KUTIPAN TEKS |
Menjadi Profesional Birokrasi Yang Proaktif

Menjadi Profesional Birokrasi Yang Proaktif

Tak ada orang yang dapat membuat anda merasa rendah diri tanpa seizin anda

                                                                                                —Eleanor Roosevelt

—-

 

Tidak semua orang yang memiliki visi besar mendapatkan kesempatan untuk melaksanakan visinya dengan cara yang mereka inginkan. Visi perubahan terkadang lahir dari seorang pegawai biasa atau staf. Namun karena posisinya yang hanya sebagai staf –dengan atasan yang otoriter serta rekan kerja yang tak peduli, maka visi tersebut tidak bisa diaplikasikan secara sistemik di dalam organisasi, termasuk dalam organisasi birokrasi.

Saya mengenal seorang teman Aparatur Sipil Negara (ASN) yang memiliki pengetahuan manajerial organisasi yang mumpuni, dengan latar belakang sebagai aktivis mahasiswa dan se-abrek prestasi serta jaringan yang luas. Namun, dalam aktivitas kesehariannya sebagai staf di sebuah instansi, hanya karena posisinya sebagai staf, teman tersebut tidak bisa melakukan apa-apa. Bahkan, dia cenderung larut dengan rutinitas pekerjaan dan tradisi bekerja yang tanpa visi ke depan.

URAIAN TUGAS |
Tentukan apakah setiap pernyataan berikut sesuai dengan kutipan teks tentang profesional birokrasi yang proaktif di atas, lalu jawab ya atau tidak beserta kata-kata penentu dari teks yang dikutip persis.
1. Visi perubahan terkadang muncul dari seorang pegawai biasa atau staf.
2. Teman ASN yang diceritakan penulis pernah menjadi aktivis mahasiswa.
3. Teman ASN tersebut berhasil mewujudkan visinya di instansi tempatnya bekerja.

BARIS YANG DISEDIAKAN |
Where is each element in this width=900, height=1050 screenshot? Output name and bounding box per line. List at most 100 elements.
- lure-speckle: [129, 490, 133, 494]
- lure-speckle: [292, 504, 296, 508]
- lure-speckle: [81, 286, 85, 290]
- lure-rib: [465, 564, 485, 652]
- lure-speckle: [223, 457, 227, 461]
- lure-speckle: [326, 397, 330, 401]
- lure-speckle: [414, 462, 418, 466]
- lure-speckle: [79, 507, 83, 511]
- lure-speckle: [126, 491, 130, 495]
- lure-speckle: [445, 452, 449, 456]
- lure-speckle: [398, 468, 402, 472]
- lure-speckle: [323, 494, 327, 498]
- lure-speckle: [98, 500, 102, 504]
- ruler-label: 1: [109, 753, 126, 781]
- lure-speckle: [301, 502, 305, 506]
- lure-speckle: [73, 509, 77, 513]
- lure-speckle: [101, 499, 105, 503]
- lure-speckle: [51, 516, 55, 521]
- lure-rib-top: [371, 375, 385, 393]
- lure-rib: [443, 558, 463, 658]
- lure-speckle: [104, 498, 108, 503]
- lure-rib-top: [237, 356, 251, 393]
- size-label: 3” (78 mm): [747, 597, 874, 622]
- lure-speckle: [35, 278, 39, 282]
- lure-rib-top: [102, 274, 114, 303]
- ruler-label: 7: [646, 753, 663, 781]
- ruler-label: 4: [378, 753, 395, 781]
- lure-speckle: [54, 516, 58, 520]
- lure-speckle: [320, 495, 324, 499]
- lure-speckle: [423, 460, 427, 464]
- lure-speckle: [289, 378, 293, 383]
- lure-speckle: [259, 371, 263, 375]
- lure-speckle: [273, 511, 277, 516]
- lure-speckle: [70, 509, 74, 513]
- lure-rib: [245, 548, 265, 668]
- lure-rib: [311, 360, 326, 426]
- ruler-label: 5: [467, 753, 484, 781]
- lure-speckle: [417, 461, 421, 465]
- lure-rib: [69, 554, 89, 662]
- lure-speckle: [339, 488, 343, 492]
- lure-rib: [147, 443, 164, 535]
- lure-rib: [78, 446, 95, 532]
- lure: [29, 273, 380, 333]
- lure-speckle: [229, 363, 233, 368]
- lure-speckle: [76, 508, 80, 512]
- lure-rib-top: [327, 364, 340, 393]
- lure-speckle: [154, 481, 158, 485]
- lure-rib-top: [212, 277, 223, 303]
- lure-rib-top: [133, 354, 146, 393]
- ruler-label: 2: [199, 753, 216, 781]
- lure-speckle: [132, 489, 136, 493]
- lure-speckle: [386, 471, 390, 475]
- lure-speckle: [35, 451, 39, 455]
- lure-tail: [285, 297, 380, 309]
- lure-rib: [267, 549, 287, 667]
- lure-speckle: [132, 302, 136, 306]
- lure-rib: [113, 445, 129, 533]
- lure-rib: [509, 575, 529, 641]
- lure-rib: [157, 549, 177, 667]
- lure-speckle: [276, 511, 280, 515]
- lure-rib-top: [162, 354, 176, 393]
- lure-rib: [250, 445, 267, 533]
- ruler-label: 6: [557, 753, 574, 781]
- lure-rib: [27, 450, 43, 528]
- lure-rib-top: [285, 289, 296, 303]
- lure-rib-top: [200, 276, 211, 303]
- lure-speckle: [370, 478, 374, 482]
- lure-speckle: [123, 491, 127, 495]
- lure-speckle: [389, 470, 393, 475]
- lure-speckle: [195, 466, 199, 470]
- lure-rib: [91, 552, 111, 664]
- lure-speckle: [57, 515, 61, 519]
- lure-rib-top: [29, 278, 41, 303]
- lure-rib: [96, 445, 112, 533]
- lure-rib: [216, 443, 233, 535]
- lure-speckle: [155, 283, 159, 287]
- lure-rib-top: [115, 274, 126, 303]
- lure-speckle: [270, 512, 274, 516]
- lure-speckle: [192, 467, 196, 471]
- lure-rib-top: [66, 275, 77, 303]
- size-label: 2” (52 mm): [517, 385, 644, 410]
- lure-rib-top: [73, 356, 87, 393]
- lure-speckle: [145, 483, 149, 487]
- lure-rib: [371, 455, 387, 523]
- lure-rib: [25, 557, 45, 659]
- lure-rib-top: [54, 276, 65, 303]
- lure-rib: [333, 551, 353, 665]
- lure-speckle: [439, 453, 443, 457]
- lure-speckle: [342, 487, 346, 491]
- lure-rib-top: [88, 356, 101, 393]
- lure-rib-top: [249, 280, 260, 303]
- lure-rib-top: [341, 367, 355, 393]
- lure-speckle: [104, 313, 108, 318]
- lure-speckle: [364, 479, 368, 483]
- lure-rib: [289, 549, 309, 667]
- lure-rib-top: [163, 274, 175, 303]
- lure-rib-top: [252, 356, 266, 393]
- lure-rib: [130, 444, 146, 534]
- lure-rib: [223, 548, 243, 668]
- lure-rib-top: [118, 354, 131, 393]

JAWABAN TUGAS |
1. Ya: "Visi perubahan terkadang lahir dari seorang pegawai biasa atau staf."
2. Ya: "dengan latar belakang sebagai aktivis mahasiswa"
3. Tidak: "hanya karena posisinya sebagai staf, teman tersebut tidak bisa melakukan apa-apa"